AVAILABLE DATA:
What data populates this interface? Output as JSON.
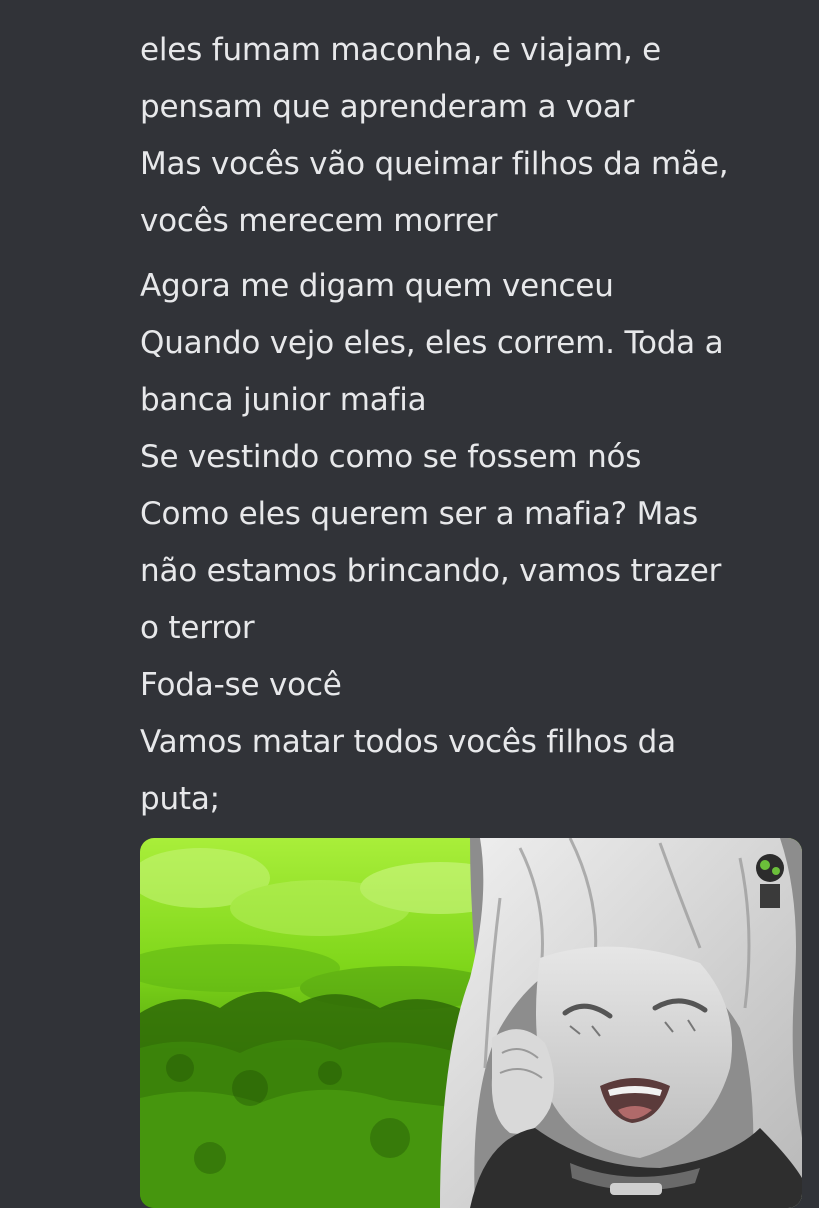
{
  "message": {
    "lines_block1": [
      "eles fumam maconha, e viajam, e",
      "pensam que aprenderam a voar",
      "Mas vocês vão queimar filhos da mãe,",
      "vocês merecem morrer"
    ],
    "lines_block2": [
      "Agora me digam quem venceu",
      "Quando vejo eles, eles correm. Toda a",
      "banca junior mafia",
      "Se vestindo como se fossem nós",
      "Como eles querem ser a mafia? Mas",
      "não estamos brincando, vamos trazer",
      "o terror",
      "Foda-se você",
      "Vamos matar todos vocês filhos da",
      "puta;"
    ]
  },
  "attachment": {
    "type": "image",
    "alt_description_icon": "anime-character-laughing-image"
  },
  "colors": {
    "background": "#313338",
    "text": "#e7e8ea",
    "green_light": "#8fe31c",
    "green_dark": "#2f6b07"
  }
}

TASK BRIEF: Return every line of the preceding records in which the word "image" appears.

EXERCISE RESULT:
    "type": "image",
    "alt_description_icon": "anime-character-laughing-image"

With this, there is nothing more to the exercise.